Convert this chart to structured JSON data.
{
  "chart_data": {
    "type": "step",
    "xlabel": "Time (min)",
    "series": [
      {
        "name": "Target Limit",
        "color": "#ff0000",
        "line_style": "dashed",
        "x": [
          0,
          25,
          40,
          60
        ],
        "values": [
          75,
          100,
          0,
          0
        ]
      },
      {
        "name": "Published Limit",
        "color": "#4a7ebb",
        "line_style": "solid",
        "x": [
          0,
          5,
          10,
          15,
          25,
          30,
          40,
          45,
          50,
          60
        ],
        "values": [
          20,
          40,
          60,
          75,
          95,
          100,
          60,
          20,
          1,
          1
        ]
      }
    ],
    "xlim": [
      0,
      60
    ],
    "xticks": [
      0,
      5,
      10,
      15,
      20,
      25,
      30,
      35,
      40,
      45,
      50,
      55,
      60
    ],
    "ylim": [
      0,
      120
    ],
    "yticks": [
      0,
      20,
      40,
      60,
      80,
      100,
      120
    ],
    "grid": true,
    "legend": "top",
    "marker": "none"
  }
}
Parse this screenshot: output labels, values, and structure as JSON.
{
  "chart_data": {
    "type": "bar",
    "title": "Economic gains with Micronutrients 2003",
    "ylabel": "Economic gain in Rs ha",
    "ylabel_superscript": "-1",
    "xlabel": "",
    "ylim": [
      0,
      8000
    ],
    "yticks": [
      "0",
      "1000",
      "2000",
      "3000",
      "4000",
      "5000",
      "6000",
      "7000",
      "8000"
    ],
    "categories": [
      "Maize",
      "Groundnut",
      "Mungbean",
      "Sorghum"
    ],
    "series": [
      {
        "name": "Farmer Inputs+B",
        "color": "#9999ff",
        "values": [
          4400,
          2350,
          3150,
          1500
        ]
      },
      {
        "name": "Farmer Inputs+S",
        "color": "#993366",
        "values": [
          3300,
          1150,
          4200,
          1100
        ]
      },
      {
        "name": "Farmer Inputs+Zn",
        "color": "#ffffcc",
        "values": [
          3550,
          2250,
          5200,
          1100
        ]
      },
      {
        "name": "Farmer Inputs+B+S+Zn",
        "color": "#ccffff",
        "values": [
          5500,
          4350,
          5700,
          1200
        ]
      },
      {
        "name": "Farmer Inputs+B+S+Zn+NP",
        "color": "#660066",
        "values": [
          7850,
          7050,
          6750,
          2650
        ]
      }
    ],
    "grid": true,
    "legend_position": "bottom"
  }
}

What you should do
Exactly reproduce the material above.

Solution to the problem
Convert this chart to structured JSON data.
{
  "chart_data": {
    "type": "step",
    "xlabel": "Time (min)",
    "series": [
      {
        "name": "Target Limit",
        "color": "#ff0000",
        "line_style": "dashed",
        "x": [
          0,
          25,
          40,
          60
        ],
        "values": [
          75,
          100,
          0,
          0
        ]
      },
      {
        "name": "Published Limit",
        "color": "#4a7ebb",
        "line_style": "solid",
        "x": [
          0,
          5,
          10,
          15,
          25,
          30,
          40,
          45,
          50,
          60
        ],
        "values": [
          20,
          40,
          60,
          75,
          95,
          100,
          60,
          20,
          1,
          1
        ]
      }
    ],
    "xlim": [
      0,
      60
    ],
    "xticks": [
      0,
      5,
      10,
      15,
      20,
      25,
      30,
      35,
      40,
      45,
      50,
      55,
      60
    ],
    "ylim": [
      0,
      120
    ],
    "yticks": [
      0,
      20,
      40,
      60,
      80,
      100,
      120
    ],
    "grid": true,
    "legend": "top",
    "marker": "none"
  }
}
Parse this screenshot: output labels, values, and structure as JSON.
{
  "chart_data": {
    "type": "bar",
    "title": "Economic gains with Micronutrients 2003",
    "ylabel": "Economic gain in Rs ha",
    "ylabel_superscript": "-1",
    "xlabel": "",
    "ylim": [
      0,
      8000
    ],
    "yticks": [
      "0",
      "1000",
      "2000",
      "3000",
      "4000",
      "5000",
      "6000",
      "7000",
      "8000"
    ],
    "categories": [
      "Maize",
      "Groundnut",
      "Mungbean",
      "Sorghum"
    ],
    "series": [
      {
        "name": "Farmer Inputs+B",
        "color": "#9999ff",
        "values": [
          4400,
          2350,
          3150,
          1500
        ]
      },
      {
        "name": "Farmer Inputs+S",
        "color": "#993366",
        "values": [
          3300,
          1150,
          4200,
          1100
        ]
      },
      {
        "name": "Farmer Inputs+Zn",
        "color": "#ffffcc",
        "values": [
          3550,
          2250,
          5200,
          1100
        ]
      },
      {
        "name": "Farmer Inputs+B+S+Zn",
        "color": "#ccffff",
        "values": [
          5500,
          4350,
          5700,
          1200
        ]
      },
      {
        "name": "Farmer Inputs+B+S+Zn+NP",
        "color": "#660066",
        "values": [
          7850,
          7050,
          6750,
          2650
        ]
      }
    ],
    "grid": true,
    "legend_position": "bottom"
  }
}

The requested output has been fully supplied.